**Task statement**. Omit all pictures. Copy the rest of the material exactly.

**Material provided**.
------------------------------------------------------------------------

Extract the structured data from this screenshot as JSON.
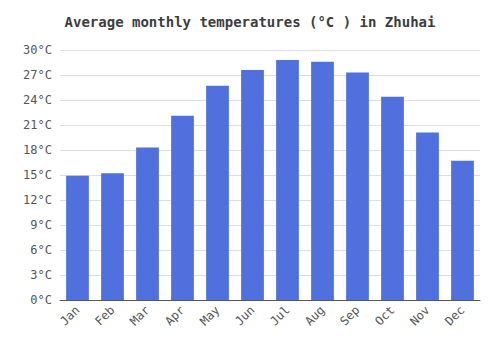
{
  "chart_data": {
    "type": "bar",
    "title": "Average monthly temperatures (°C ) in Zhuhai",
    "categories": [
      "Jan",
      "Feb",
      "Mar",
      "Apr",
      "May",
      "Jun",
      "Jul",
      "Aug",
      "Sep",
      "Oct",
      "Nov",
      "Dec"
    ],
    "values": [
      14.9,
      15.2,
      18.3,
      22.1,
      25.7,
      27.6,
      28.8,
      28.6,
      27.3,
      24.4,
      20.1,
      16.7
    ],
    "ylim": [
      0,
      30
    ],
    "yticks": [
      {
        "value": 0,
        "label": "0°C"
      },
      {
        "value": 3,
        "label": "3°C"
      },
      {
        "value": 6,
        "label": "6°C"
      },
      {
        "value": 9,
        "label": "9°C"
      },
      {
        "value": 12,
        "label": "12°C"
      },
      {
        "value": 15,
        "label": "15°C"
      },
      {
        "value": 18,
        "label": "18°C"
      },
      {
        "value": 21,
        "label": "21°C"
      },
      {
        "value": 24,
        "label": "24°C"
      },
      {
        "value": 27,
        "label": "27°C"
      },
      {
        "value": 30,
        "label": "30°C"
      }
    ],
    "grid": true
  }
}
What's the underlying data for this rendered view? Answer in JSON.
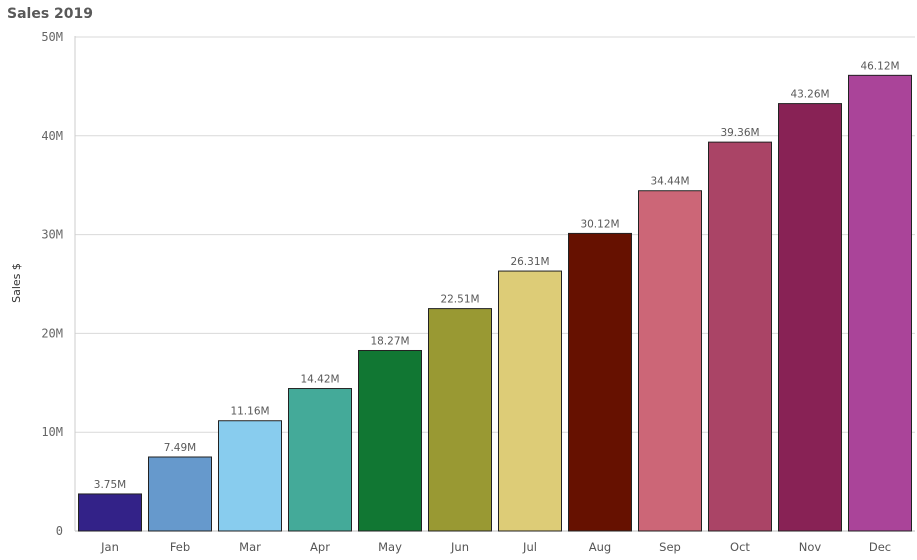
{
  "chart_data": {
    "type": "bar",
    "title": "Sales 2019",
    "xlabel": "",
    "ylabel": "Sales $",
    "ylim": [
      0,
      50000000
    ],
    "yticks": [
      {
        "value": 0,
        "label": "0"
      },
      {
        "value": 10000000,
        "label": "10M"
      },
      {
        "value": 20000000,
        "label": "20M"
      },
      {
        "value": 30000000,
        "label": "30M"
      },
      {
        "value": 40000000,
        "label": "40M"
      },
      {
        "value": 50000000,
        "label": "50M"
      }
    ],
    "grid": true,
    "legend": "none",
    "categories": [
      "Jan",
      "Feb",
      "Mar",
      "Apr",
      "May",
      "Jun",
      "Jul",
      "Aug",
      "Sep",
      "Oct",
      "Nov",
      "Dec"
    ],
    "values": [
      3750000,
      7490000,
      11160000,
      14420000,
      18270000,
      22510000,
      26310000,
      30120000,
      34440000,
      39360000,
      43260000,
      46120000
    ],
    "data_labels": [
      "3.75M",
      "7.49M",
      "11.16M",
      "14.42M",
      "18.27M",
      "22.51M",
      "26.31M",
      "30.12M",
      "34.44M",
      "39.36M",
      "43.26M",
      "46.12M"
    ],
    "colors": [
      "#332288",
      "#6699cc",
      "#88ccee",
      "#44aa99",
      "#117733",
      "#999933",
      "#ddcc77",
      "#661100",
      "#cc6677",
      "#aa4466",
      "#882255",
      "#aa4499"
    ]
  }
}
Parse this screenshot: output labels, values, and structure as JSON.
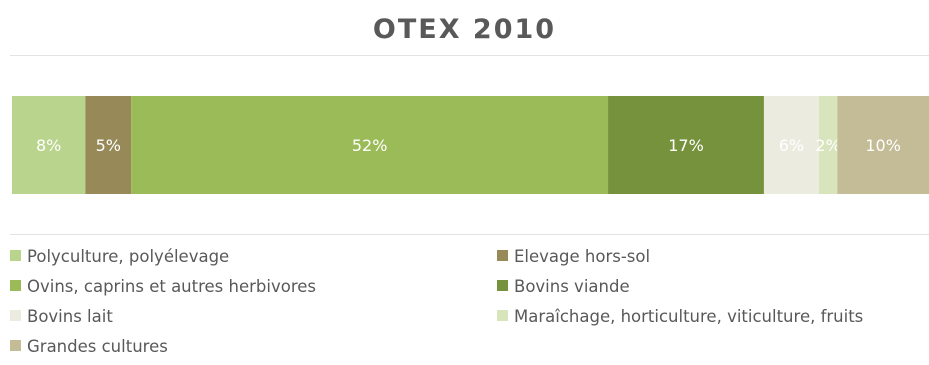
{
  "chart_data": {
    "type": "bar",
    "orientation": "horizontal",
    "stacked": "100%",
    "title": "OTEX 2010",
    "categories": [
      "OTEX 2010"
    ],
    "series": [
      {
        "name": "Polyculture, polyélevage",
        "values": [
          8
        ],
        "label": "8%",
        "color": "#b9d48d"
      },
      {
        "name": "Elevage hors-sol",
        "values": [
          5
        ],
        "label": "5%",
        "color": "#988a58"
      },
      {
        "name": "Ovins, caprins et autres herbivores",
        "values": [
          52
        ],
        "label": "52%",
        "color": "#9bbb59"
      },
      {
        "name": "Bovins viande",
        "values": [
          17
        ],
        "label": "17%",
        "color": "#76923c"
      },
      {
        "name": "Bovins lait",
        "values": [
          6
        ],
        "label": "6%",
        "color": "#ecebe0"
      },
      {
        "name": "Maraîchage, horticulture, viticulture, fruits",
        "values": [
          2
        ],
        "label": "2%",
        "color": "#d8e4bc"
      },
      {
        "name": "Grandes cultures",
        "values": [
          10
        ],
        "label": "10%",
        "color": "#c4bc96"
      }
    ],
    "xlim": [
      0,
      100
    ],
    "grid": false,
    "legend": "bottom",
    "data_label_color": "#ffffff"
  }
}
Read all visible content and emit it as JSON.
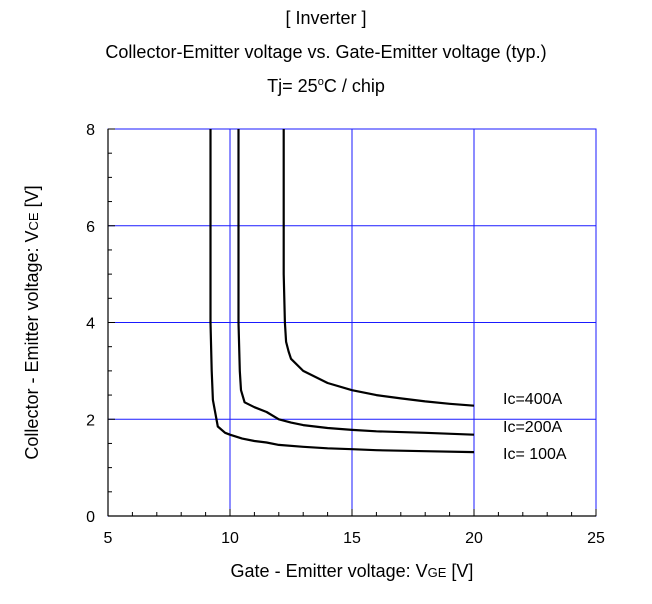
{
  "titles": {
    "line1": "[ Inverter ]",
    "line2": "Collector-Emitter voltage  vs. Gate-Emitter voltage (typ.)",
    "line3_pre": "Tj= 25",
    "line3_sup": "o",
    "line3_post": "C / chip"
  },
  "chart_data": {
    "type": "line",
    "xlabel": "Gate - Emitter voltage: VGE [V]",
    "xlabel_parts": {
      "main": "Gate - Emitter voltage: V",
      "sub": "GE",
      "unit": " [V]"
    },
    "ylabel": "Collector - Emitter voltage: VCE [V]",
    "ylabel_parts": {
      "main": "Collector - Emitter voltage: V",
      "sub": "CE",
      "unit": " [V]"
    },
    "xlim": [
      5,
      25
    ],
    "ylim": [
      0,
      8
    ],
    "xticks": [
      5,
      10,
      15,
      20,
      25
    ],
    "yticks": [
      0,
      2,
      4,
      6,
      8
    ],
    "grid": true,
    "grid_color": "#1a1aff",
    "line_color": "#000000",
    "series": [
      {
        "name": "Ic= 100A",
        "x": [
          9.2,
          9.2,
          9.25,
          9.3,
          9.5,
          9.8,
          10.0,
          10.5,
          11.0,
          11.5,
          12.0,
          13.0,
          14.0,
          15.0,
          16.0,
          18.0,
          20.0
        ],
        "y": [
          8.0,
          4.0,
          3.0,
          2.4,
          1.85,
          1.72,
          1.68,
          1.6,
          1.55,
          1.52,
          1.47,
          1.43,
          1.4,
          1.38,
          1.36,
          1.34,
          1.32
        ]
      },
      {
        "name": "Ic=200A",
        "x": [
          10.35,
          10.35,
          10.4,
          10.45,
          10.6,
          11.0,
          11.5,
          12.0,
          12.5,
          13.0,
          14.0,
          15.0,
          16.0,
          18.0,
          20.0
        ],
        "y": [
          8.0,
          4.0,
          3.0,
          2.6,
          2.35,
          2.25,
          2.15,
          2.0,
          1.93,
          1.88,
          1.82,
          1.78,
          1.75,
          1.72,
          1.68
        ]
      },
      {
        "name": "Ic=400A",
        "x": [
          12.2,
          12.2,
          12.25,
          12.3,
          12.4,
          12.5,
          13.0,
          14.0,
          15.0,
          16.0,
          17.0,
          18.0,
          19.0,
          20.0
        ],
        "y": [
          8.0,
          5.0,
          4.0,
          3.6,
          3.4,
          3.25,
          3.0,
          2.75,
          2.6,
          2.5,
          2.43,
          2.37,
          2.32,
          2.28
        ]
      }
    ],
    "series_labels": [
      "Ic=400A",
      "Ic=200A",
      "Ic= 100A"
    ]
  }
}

------------------------------------------------------------------------

**Result for this exercise**.
Extract the structured data from this screenshot as JSON.
{
  "chart_data": {
    "type": "bar",
    "title": "Average monthly temperatures (°C ) in Zhuhai",
    "categories": [
      "Jan",
      "Feb",
      "Mar",
      "Apr",
      "May",
      "Jun",
      "Jul",
      "Aug",
      "Sep",
      "Oct",
      "Nov",
      "Dec"
    ],
    "values": [
      14.9,
      15.2,
      18.3,
      22.1,
      25.7,
      27.6,
      28.8,
      28.6,
      27.3,
      24.4,
      20.1,
      16.7
    ],
    "ylim": [
      0,
      30
    ],
    "yticks": [
      {
        "value": 0,
        "label": "0°C"
      },
      {
        "value": 3,
        "label": "3°C"
      },
      {
        "value": 6,
        "label": "6°C"
      },
      {
        "value": 9,
        "label": "9°C"
      },
      {
        "value": 12,
        "label": "12°C"
      },
      {
        "value": 15,
        "label": "15°C"
      },
      {
        "value": 18,
        "label": "18°C"
      },
      {
        "value": 21,
        "label": "21°C"
      },
      {
        "value": 24,
        "label": "24°C"
      },
      {
        "value": 27,
        "label": "27°C"
      },
      {
        "value": 30,
        "label": "30°C"
      }
    ],
    "grid": true
  }
}
What's the underlying data for this rendered view? Answer in JSON.
{
  "chart_data": {
    "type": "bar",
    "title": "Sales 2019",
    "xlabel": "",
    "ylabel": "Sales $",
    "ylim": [
      0,
      50000000
    ],
    "yticks": [
      {
        "value": 0,
        "label": "0"
      },
      {
        "value": 10000000,
        "label": "10M"
      },
      {
        "value": 20000000,
        "label": "20M"
      },
      {
        "value": 30000000,
        "label": "30M"
      },
      {
        "value": 40000000,
        "label": "40M"
      },
      {
        "value": 50000000,
        "label": "50M"
      }
    ],
    "grid": true,
    "legend": "none",
    "categories": [
      "Jan",
      "Feb",
      "Mar",
      "Apr",
      "May",
      "Jun",
      "Jul",
      "Aug",
      "Sep",
      "Oct",
      "Nov",
      "Dec"
    ],
    "values": [
      3750000,
      7490000,
      11160000,
      14420000,
      18270000,
      22510000,
      26310000,
      30120000,
      34440000,
      39360000,
      43260000,
      46120000
    ],
    "data_labels": [
      "3.75M",
      "7.49M",
      "11.16M",
      "14.42M",
      "18.27M",
      "22.51M",
      "26.31M",
      "30.12M",
      "34.44M",
      "39.36M",
      "43.26M",
      "46.12M"
    ],
    "colors": [
      "#332288",
      "#6699cc",
      "#88ccee",
      "#44aa99",
      "#117733",
      "#999933",
      "#ddcc77",
      "#661100",
      "#cc6677",
      "#aa4466",
      "#882255",
      "#aa4499"
    ]
  }
}
Parse this screenshot: output labels, values, and structure as JSON.
{
  "chart_data": {
    "type": "bar",
    "orientation": "horizontal",
    "stacked": "100%",
    "title": "OTEX 2010",
    "categories": [
      "OTEX 2010"
    ],
    "series": [
      {
        "name": "Polyculture, polyélevage",
        "values": [
          8
        ],
        "label": "8%",
        "color": "#b9d48d"
      },
      {
        "name": "Elevage hors-sol",
        "values": [
          5
        ],
        "label": "5%",
        "color": "#988a58"
      },
      {
        "name": "Ovins, caprins et autres herbivores",
        "values": [
          52
        ],
        "label": "52%",
        "color": "#9bbb59"
      },
      {
        "name": "Bovins viande",
        "values": [
          17
        ],
        "label": "17%",
        "color": "#76923c"
      },
      {
        "name": "Bovins lait",
        "values": [
          6
        ],
        "label": "6%",
        "color": "#ecebe0"
      },
      {
        "name": "Maraîchage, horticulture, viticulture, fruits",
        "values": [
          2
        ],
        "label": "2%",
        "color": "#d8e4bc"
      },
      {
        "name": "Grandes cultures",
        "values": [
          10
        ],
        "label": "10%",
        "color": "#c4bc96"
      }
    ],
    "xlim": [
      0,
      100
    ],
    "grid": false,
    "legend": "bottom",
    "data_label_color": "#ffffff"
  }
}
Read all visible content and emit it as JSON.
{
  "titles": {
    "line1": "[ Inverter ]",
    "line2": "Collector-Emitter voltage  vs. Gate-Emitter voltage (typ.)",
    "line3_pre": "Tj= 25",
    "line3_sup": "o",
    "line3_post": "C / chip"
  },
  "chart_data": {
    "type": "line",
    "xlabel": "Gate - Emitter voltage: VGE [V]",
    "xlabel_parts": {
      "main": "Gate - Emitter voltage: V",
      "sub": "GE",
      "unit": " [V]"
    },
    "ylabel": "Collector - Emitter voltage: VCE [V]",
    "ylabel_parts": {
      "main": "Collector - Emitter voltage: V",
      "sub": "CE",
      "unit": " [V]"
    },
    "xlim": [
      5,
      25
    ],
    "ylim": [
      0,
      8
    ],
    "xticks": [
      5,
      10,
      15,
      20,
      25
    ],
    "yticks": [
      0,
      2,
      4,
      6,
      8
    ],
    "grid": true,
    "grid_color": "#1a1aff",
    "line_color": "#000000",
    "series": [
      {
        "name": "Ic= 100A",
        "x": [
          9.2,
          9.2,
          9.25,
          9.3,
          9.5,
          9.8,
          10.0,
          10.5,
          11.0,
          11.5,
          12.0,
          13.0,
          14.0,
          15.0,
          16.0,
          18.0,
          20.0
        ],
        "y": [
          8.0,
          4.0,
          3.0,
          2.4,
          1.85,
          1.72,
          1.68,
          1.6,
          1.55,
          1.52,
          1.47,
          1.43,
          1.4,
          1.38,
          1.36,
          1.34,
          1.32
        ]
      },
      {
        "name": "Ic=200A",
        "x": [
          10.35,
          10.35,
          10.4,
          10.45,
          10.6,
          11.0,
          11.5,
          12.0,
          12.5,
          13.0,
          14.0,
          15.0,
          16.0,
          18.0,
          20.0
        ],
        "y": [
          8.0,
          4.0,
          3.0,
          2.6,
          2.35,
          2.25,
          2.15,
          2.0,
          1.93,
          1.88,
          1.82,
          1.78,
          1.75,
          1.72,
          1.68
        ]
      },
      {
        "name": "Ic=400A",
        "x": [
          12.2,
          12.2,
          12.25,
          12.3,
          12.4,
          12.5,
          13.0,
          14.0,
          15.0,
          16.0,
          17.0,
          18.0,
          19.0,
          20.0
        ],
        "y": [
          8.0,
          5.0,
          4.0,
          3.6,
          3.4,
          3.25,
          3.0,
          2.75,
          2.6,
          2.5,
          2.43,
          2.37,
          2.32,
          2.28
        ]
      }
    ],
    "series_labels": [
      "Ic=400A",
      "Ic=200A",
      "Ic= 100A"
    ]
  }
}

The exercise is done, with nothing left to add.